(Figure record extracts)
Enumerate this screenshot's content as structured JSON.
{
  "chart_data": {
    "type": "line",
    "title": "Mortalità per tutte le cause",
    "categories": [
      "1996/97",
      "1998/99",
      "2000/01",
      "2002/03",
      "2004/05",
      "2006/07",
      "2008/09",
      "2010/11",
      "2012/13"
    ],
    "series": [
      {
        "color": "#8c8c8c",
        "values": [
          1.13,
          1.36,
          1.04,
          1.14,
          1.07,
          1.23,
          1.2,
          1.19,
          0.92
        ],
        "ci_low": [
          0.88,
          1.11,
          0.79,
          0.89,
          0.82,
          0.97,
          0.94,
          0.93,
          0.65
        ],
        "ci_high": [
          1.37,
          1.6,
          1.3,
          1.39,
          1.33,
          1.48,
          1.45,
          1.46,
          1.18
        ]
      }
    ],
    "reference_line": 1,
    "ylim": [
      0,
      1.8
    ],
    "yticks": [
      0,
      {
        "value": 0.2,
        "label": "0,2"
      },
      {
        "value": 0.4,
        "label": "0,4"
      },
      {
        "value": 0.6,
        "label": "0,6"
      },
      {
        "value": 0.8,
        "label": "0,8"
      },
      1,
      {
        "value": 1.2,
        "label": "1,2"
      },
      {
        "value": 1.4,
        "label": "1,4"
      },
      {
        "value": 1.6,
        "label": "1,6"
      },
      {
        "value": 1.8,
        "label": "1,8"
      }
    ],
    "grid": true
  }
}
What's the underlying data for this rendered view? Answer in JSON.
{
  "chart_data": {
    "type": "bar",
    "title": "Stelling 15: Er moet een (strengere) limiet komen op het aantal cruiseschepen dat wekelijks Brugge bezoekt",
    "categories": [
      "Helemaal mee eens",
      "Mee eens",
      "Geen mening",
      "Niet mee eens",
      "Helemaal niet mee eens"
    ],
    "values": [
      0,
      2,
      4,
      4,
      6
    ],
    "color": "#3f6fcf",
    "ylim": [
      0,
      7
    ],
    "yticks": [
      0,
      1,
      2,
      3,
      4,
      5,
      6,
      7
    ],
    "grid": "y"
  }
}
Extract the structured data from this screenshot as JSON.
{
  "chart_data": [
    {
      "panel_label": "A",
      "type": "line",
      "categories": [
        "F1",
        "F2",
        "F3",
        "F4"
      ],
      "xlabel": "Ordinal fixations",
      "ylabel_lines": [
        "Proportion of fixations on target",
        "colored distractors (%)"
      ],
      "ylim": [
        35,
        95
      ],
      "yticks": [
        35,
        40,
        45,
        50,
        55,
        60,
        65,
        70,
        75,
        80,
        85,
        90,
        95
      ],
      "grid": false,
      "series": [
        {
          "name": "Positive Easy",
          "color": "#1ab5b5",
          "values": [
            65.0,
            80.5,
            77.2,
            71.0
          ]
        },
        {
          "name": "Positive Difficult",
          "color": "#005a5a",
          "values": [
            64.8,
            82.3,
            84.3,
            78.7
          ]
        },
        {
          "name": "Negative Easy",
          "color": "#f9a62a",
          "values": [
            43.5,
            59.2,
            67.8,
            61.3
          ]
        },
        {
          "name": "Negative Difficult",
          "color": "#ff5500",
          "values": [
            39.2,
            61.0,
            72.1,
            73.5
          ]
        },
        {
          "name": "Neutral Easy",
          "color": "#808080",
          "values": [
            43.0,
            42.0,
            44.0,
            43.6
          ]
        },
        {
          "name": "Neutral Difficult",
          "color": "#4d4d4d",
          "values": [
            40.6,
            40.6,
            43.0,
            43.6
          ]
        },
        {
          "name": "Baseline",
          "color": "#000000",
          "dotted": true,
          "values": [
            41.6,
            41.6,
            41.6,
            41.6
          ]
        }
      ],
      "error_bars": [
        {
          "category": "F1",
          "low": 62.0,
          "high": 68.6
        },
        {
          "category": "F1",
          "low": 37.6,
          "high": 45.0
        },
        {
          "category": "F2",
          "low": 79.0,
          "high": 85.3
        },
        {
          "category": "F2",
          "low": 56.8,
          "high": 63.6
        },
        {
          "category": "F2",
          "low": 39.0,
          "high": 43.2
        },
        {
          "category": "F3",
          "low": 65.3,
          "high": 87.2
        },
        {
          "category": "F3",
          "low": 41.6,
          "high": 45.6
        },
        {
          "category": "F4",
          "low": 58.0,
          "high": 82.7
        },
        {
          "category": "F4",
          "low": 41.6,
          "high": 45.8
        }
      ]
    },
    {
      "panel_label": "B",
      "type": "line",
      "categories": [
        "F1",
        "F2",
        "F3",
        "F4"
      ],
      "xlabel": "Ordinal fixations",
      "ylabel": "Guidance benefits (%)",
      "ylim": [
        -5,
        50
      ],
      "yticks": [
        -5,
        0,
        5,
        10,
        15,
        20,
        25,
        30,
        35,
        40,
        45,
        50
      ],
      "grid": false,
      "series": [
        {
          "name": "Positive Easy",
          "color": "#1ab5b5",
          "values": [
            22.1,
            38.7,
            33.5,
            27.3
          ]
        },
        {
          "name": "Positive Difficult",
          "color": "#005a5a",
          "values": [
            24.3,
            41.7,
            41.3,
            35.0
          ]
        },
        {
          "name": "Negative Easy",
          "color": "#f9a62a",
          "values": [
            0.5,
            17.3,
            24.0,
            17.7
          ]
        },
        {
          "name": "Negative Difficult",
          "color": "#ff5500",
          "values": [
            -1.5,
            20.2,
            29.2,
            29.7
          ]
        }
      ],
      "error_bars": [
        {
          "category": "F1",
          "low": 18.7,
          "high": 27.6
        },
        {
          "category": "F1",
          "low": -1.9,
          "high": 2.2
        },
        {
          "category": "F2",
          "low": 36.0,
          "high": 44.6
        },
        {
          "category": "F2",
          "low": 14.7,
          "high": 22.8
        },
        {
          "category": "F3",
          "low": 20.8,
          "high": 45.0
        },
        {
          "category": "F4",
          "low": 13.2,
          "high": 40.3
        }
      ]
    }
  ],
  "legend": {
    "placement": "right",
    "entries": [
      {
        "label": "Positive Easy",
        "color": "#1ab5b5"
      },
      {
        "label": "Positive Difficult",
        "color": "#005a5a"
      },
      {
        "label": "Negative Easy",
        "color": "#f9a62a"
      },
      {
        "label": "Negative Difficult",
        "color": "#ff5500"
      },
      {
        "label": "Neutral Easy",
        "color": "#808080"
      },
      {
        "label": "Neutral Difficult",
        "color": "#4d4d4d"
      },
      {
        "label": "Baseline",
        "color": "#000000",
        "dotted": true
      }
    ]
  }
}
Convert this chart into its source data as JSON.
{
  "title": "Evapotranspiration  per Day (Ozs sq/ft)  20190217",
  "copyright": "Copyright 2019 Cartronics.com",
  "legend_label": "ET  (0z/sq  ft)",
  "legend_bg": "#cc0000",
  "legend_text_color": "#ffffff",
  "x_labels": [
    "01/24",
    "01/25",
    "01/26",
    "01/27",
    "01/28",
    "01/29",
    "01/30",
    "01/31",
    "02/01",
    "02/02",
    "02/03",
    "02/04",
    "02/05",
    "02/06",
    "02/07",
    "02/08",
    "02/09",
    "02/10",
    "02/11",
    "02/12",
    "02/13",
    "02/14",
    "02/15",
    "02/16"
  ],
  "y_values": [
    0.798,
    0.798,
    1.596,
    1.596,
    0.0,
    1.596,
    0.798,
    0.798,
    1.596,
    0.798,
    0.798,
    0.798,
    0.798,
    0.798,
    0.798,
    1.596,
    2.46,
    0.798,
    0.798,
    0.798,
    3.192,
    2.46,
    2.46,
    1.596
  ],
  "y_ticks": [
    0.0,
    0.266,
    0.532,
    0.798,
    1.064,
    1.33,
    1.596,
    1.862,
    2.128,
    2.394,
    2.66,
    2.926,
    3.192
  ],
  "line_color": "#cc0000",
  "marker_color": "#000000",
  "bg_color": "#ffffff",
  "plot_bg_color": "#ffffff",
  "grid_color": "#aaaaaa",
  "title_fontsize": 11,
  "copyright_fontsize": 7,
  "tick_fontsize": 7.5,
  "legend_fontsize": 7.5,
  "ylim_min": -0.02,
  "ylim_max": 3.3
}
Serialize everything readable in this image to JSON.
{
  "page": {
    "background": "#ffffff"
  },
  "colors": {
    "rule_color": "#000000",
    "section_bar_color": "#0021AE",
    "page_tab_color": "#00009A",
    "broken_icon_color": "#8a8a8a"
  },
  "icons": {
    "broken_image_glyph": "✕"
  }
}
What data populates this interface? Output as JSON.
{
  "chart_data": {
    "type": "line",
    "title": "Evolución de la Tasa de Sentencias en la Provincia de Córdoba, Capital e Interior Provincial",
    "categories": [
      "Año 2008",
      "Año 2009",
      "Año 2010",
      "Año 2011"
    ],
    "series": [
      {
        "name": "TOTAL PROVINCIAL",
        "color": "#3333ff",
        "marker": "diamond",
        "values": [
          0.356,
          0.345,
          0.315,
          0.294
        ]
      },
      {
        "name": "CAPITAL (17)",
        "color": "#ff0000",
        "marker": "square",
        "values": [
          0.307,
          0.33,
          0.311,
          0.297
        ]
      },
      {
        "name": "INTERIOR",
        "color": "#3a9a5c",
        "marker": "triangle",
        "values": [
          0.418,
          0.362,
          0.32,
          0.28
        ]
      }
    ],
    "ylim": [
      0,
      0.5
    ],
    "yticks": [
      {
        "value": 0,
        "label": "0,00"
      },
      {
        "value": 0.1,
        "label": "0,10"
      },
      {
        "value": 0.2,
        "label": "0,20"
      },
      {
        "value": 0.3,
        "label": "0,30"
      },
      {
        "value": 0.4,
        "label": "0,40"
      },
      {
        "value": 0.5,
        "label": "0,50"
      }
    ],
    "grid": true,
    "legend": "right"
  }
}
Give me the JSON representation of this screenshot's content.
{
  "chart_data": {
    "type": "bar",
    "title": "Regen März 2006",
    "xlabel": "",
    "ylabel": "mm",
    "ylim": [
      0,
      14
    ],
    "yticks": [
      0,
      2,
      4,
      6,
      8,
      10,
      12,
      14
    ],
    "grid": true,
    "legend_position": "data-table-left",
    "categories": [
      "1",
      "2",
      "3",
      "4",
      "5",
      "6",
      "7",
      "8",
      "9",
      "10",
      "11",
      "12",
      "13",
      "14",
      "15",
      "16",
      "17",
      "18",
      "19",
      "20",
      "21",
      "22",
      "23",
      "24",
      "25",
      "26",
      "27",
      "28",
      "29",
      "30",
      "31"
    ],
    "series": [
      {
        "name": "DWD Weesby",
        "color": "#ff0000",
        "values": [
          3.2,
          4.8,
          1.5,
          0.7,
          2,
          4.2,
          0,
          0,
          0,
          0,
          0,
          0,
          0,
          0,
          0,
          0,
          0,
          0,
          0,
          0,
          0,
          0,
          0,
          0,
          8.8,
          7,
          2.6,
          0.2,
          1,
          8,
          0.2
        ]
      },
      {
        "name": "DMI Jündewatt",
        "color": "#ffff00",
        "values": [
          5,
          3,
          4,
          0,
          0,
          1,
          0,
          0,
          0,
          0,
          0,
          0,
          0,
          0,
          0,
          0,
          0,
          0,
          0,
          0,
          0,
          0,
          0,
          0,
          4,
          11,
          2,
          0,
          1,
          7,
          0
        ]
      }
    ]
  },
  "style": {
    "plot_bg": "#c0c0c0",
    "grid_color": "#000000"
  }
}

- CHALLENGE -
Every line of the records that includes the word "What" should be gathered.

- RESULT -
What's the underlying data for this rendered view? Answer in JSON.
What data populates this interface? Output as JSON.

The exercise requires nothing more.